I visited City Hall the other day, the seat of London’s mayor. On entering the building I had to go through an ‘airport-style’ security procedure with an X-ray machine for my bag and a walk-through metal detector. Having done this, overseen by a couple of security guards, I walked into a lecture hall and waited around for a while until a cleaner came in and told me there was nothing on in this room; I then went into a lift that would only take me to three of the ten floors. After a while of this aimless wandering I was lucky enough to meet someone who could help me find the room I needed to be in. The official control systems were in place but there was no receptionist (like at the primary school where I work) so I was lost. This made me think of the English education system where centralised control and measurement have priority over actually helping teachers find their way i.e. develop their practise.
My son’s school recently had to undergo an Ofsted inspection. The school ended up being given a ‘3’ which translates as ‘in need of improvement’ (aren’t we all). Here is the letter I sent to the headteacher. It was photocopied for all teachers in the school and a copy now takes pride of place on the wall of my son’s classroom. I hope that it might inspire other parents to write similar letters of support in the same circumstances.

=== Provided information ===
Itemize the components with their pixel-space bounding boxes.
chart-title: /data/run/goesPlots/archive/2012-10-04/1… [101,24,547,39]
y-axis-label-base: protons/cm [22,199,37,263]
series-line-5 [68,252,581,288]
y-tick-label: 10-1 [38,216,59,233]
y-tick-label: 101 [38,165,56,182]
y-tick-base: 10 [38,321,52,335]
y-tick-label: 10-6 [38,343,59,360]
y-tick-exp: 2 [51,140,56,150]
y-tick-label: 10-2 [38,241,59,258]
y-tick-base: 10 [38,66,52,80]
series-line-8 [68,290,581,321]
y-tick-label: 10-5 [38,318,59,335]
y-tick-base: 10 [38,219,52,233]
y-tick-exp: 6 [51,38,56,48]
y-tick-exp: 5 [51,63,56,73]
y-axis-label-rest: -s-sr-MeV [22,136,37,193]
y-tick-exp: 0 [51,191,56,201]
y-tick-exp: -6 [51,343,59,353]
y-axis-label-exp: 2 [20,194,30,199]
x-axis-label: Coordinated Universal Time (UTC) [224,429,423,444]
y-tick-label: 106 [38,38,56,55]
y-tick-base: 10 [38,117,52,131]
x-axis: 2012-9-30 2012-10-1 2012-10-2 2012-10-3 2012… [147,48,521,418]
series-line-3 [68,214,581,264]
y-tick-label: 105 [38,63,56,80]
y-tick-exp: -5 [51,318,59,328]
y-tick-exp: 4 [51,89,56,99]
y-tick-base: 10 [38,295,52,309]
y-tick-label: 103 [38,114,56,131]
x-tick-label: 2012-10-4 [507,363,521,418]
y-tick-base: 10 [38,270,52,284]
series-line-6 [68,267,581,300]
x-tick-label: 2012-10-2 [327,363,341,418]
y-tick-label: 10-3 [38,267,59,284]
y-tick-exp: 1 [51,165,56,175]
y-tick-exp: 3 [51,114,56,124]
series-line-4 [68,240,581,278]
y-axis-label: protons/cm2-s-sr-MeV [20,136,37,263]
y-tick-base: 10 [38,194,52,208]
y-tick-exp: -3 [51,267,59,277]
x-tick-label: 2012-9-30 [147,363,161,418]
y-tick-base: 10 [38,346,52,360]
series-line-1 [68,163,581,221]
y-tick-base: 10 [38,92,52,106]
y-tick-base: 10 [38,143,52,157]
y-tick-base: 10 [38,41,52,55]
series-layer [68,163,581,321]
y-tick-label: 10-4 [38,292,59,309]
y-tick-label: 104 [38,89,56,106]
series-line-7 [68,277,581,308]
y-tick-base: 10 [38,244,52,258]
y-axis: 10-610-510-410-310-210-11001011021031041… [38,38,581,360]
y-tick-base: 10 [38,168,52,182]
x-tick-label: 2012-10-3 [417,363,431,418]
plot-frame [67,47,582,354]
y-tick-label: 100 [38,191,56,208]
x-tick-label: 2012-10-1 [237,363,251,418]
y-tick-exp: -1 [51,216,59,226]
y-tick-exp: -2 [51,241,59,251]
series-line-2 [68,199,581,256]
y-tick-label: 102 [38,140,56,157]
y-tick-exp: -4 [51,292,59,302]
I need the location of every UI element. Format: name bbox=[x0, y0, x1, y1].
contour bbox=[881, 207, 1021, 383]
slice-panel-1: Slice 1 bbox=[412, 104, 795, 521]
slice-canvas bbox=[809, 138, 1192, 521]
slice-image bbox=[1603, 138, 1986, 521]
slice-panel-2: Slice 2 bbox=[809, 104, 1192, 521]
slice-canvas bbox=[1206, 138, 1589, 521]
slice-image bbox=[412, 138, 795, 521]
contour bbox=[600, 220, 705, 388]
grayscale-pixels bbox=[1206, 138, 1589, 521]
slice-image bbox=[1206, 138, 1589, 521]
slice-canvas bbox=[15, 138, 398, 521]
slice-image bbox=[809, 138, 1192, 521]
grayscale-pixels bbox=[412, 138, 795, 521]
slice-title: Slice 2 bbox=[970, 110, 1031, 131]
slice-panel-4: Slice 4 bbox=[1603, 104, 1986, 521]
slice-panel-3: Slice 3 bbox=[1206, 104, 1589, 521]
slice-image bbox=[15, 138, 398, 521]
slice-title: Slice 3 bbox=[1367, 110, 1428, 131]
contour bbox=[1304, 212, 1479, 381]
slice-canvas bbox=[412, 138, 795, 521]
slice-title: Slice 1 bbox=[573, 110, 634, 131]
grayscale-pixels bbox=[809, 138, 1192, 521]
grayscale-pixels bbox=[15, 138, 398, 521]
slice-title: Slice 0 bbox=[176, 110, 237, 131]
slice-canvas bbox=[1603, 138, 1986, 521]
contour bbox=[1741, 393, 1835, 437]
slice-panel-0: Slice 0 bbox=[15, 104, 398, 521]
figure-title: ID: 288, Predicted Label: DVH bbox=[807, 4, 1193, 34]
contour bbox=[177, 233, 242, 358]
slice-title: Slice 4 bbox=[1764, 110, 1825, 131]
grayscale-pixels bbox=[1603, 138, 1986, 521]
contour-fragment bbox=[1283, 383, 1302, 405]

=== Complete the following ===
1. In the text on City Hall and school inspection, what grade did the son's school receive from Ofsted?
2. Continue the text on City Hall and school inspection from its last sentence.
The records above are separate from the text on City Hall and school inspection.

=== Outputs in order ===
1. It received a '3', which means 'in need of improvement'.

2.
Here is a letter published in the Metro free newspaper on 15th October. It is from a ‘Disgruntled Teacher’ (not me!) Well done Metro for printing it and well done Disgruntled Teacher for sending it. I know just how you feel.
Readers have been blaming teachers for the below-average level of young people’s literacy and numeracy. I would like to point out that teachers are under constant scrutiny and pressure to drive pupil attainment higher. As a primary school teacher, I must ensure my seven and eight-year-olds reach specific attainment levels by the end of the year and I am subject to termly moderations to make sure they are all on track. I am wholly accountable for their progress.
My problem is that this increased pressure on children to perform and make progress means opportunities for exploration and enjoyment of learning are pushed aside as there is ‘no time’. We are creating classrooms of robots who lack self expression and interest. As teachers, we are under such strict time constraints on what must be covered that it is having an adverse affect on education. So they may be able to write a perfectly formed letter at seven but at what cost?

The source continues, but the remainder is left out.